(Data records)
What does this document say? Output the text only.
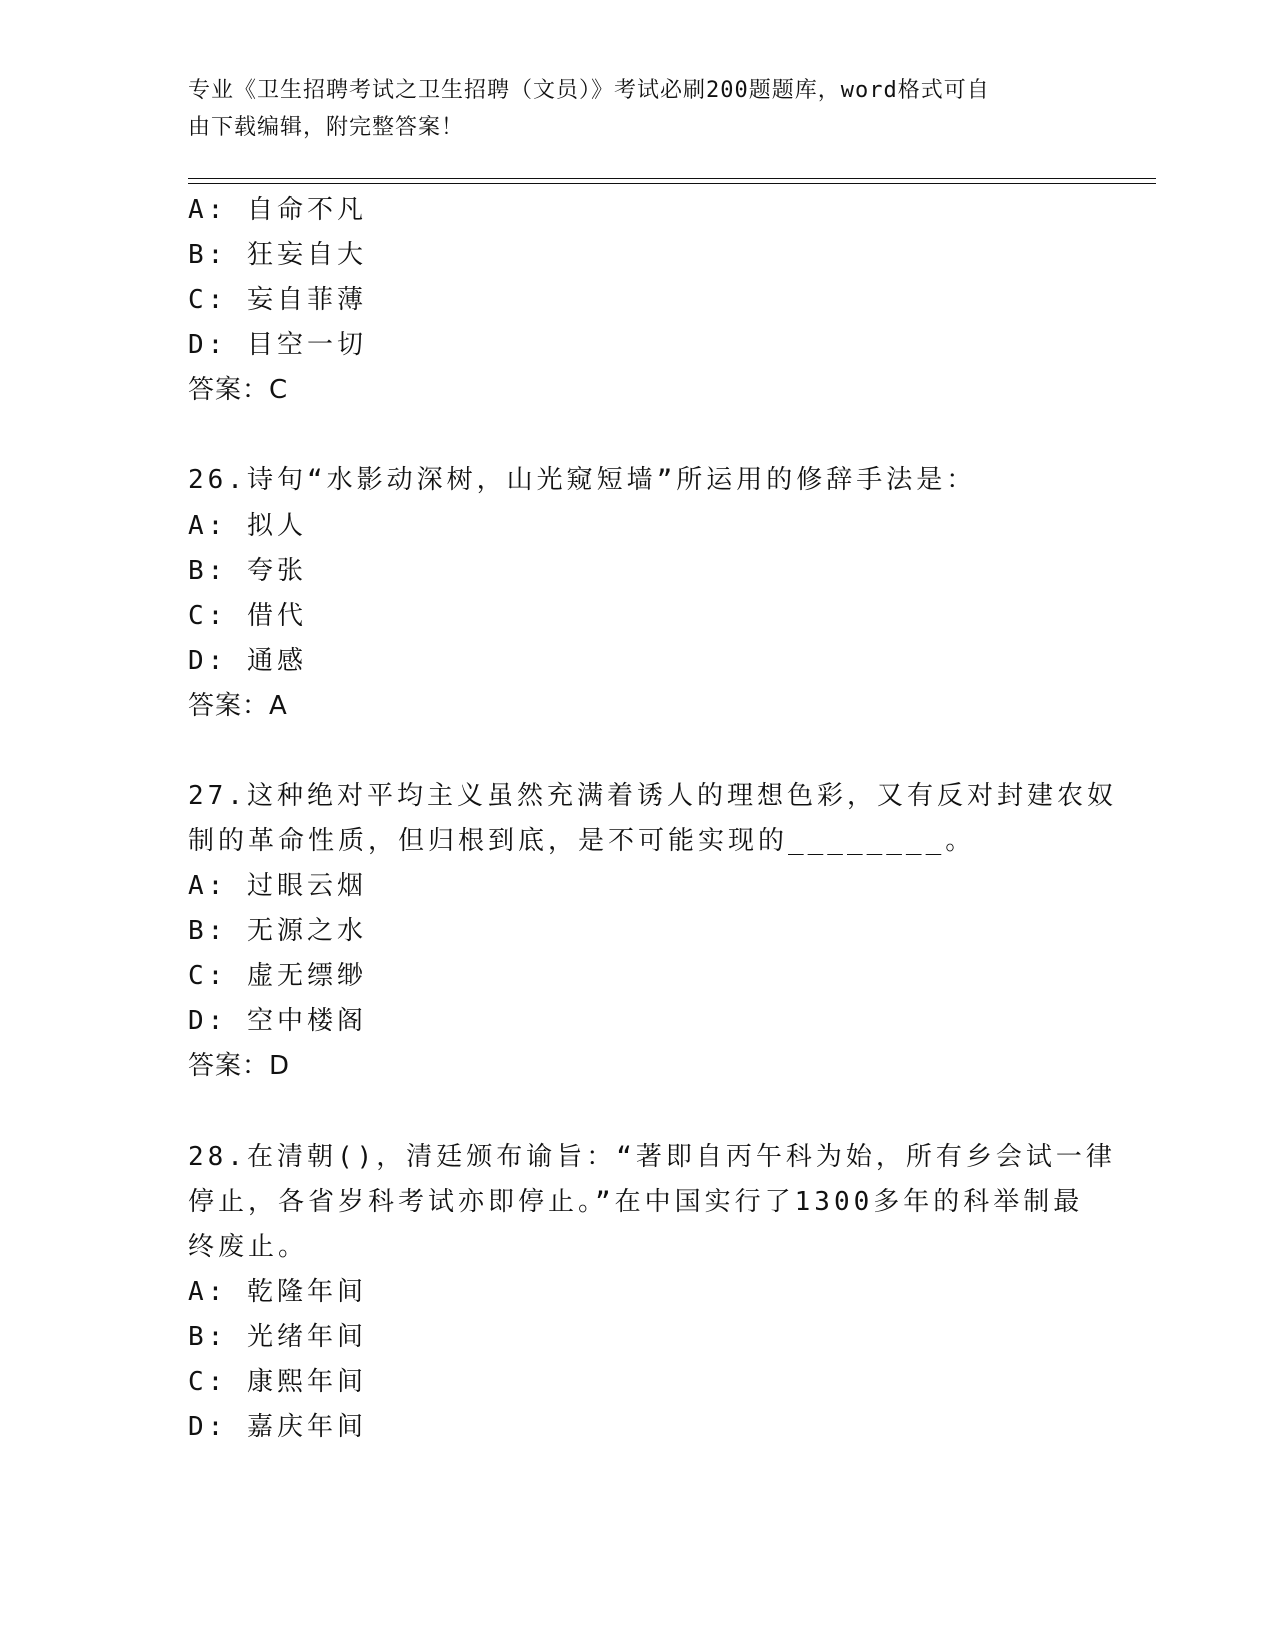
专业《卫生招聘考试之卫生招聘（文员）》考试必刷200题题库，word格式可自
由下载编辑，附完整答案！
A: 自命不凡
B: 狂妄自大
C: 妄自菲薄
D: 目空一切
答案：C
26.诗句“水影动深树，山光窥短墙”所运用的修辞手法是：
A: 拟人
B: 夸张
C: 借代
D: 通感
答案：A
27.这种绝对平均主义虽然充满着诱人的理想色彩，又有反对封建农奴
制的革命性质，但归根到底，是不可能实现的________。
A: 过眼云烟
B: 无源之水
C: 虚无缥缈
D: 空中楼阁
答案：D
28.在清朝()，清廷颁布谕旨：“著即自丙午科为始，所有乡会试一律
停止，各省岁科考试亦即停止。”在中国实行了1300多年的科举制最
终废止。
A: 乾隆年间
B: 光绪年间
C: 康熙年间
D: 嘉庆年间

Aim of the task: Output every entry word for word, but omit the pictures.

Task solution:
What does this document say? Output the text only.
专业《卫生招聘考试之卫生招聘（文员）》考试必刷200题题库，word格式可自
由下载编辑，附完整答案！
A: 自命不凡
B: 狂妄自大
C: 妄自菲薄
D: 目空一切
答案：C
26.诗句“水影动深树，山光窥短墙”所运用的修辞手法是：
A: 拟人
B: 夸张
C: 借代
D: 通感
答案：A
27.这种绝对平均主义虽然充满着诱人的理想色彩，又有反对封建农奴
制的革命性质，但归根到底，是不可能实现的________。
A: 过眼云烟
B: 无源之水
C: 虚无缥缈
D: 空中楼阁
答案：D
28.在清朝()，清廷颁布谕旨：“著即自丙午科为始，所有乡会试一律
停止，各省岁科考试亦即停止。”在中国实行了1300多年的科举制最
终废止。
A: 乾隆年间
B: 光绪年间
C: 康熙年间
D: 嘉庆年间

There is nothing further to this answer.